* [Work instructions]: Write out all of the data exactly as it appears.

* [Material supplied]:
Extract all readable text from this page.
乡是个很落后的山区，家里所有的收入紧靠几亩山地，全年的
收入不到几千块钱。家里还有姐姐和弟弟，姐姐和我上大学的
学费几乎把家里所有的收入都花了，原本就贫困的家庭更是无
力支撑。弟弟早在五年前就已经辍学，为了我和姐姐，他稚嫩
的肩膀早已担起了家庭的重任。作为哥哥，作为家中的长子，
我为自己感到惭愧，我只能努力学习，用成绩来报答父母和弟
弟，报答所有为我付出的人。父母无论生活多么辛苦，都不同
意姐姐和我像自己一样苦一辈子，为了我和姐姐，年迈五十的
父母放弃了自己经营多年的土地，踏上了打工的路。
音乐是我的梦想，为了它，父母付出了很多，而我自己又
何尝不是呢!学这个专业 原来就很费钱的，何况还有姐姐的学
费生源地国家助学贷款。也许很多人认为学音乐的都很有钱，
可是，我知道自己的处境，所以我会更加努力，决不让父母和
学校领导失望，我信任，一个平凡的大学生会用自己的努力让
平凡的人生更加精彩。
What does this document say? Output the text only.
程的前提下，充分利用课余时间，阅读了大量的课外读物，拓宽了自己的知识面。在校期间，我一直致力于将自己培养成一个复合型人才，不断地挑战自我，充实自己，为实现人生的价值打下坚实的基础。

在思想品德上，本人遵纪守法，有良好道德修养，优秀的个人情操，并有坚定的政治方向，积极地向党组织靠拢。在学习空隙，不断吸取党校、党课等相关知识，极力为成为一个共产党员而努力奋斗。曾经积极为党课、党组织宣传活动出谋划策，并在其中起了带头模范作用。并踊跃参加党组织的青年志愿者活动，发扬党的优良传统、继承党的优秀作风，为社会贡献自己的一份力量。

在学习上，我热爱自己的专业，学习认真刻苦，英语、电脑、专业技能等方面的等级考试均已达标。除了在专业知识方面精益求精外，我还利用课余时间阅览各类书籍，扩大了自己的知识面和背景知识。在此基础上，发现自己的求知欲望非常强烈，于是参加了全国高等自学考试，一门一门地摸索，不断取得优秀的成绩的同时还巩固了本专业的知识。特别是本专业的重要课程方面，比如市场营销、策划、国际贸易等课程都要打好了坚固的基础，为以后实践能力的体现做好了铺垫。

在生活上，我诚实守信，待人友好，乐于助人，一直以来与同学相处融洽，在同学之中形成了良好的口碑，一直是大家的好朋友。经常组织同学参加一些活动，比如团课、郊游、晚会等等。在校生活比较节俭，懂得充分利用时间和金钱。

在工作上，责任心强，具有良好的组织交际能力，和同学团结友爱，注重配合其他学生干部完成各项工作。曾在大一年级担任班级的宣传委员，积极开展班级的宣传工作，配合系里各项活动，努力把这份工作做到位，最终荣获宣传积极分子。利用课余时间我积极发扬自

* [Exercise output]:
Extract all readable text from this page.
乡是个很落后的山区，家里所有的收入紧靠几亩山地，全年的
收入不到几千块钱。家里还有姐姐和弟弟，姐姐和我上大学的
学费几乎把家里所有的收入都花了，原本就贫困的家庭更是无
力支撑。弟弟早在五年前就已经辍学，为了我和姐姐，他稚嫩
的肩膀早已担起了家庭的重任。作为哥哥，作为家中的长子，
我为自己感到惭愧，我只能努力学习，用成绩来报答父母和弟
弟，报答所有为我付出的人。父母无论生活多么辛苦，都不同
意姐姐和我像自己一样苦一辈子，为了我和姐姐，年迈五十的
父母放弃了自己经营多年的土地，踏上了打工的路。
音乐是我的梦想，为了它，父母付出了很多，而我自己又
何尝不是呢!学这个专业 原来就很费钱的，何况还有姐姐的学
费生源地国家助学贷款。也许很多人认为学音乐的都很有钱，
可是，我知道自己的处境，所以我会更加努力，决不让父母和
学校领导失望，我信任，一个平凡的大学生会用自己的努力让
平凡的人生更加精彩。
What does this document say? Output the text only.
程的前提下，充分利用课余时间，阅读了大量的课外读物，拓宽了自己的知识面。在校期间，我一直致力于将自己培养成一个复合型人才，不断地挑战自我，充实自己，为实现人生的价值打下坚实的基础。

在思想品德上，本人遵纪守法，有良好道德修养，优秀的个人情操，并有坚定的政治方向，积极地向党组织靠拢。在学习空隙，不断吸取党校、党课等相关知识，极力为成为一个共产党员而努力奋斗。曾经积极为党课、党组织宣传活动出谋划策，并在其中起了带头模范作用。并踊跃参加党组织的青年志愿者活动，发扬党的优良传统、继承党的优秀作风，为社会贡献自己的一份力量。

在学习上，我热爱自己的专业，学习认真刻苦，英语、电脑、专业技能等方面的等级考试均已达标。除了在专业知识方面精益求精外，我还利用课余时间阅览各类书籍，扩大了自己的知识面和背景知识。在此基础上，发现自己的求知欲望非常强烈，于是参加了全国高等自学考试，一门一门地摸索，不断取得优秀的成绩的同时还巩固了本专业的知识。特别是本专业的重要课程方面，比如市场营销、策划、国际贸易等课程都要打好了坚固的基础，为以后实践能力的体现做好了铺垫。

在生活上，我诚实守信，待人友好，乐于助人，一直以来与同学相处融洽，在同学之中形成了良好的口碑，一直是大家的好朋友。经常组织同学参加一些活动，比如团课、郊游、晚会等等。在校生活比较节俭，懂得充分利用时间和金钱。

在工作上，责任心强，具有良好的组织交际能力，和同学团结友爱，注重配合其他学生干部完成各项工作。曾在大一年级担任班级的宣传委员，积极开展班级的宣传工作，配合系里各项活动，努力把这份工作做到位，最终荣获宣传积极分子。利用课余时间我积极发扬自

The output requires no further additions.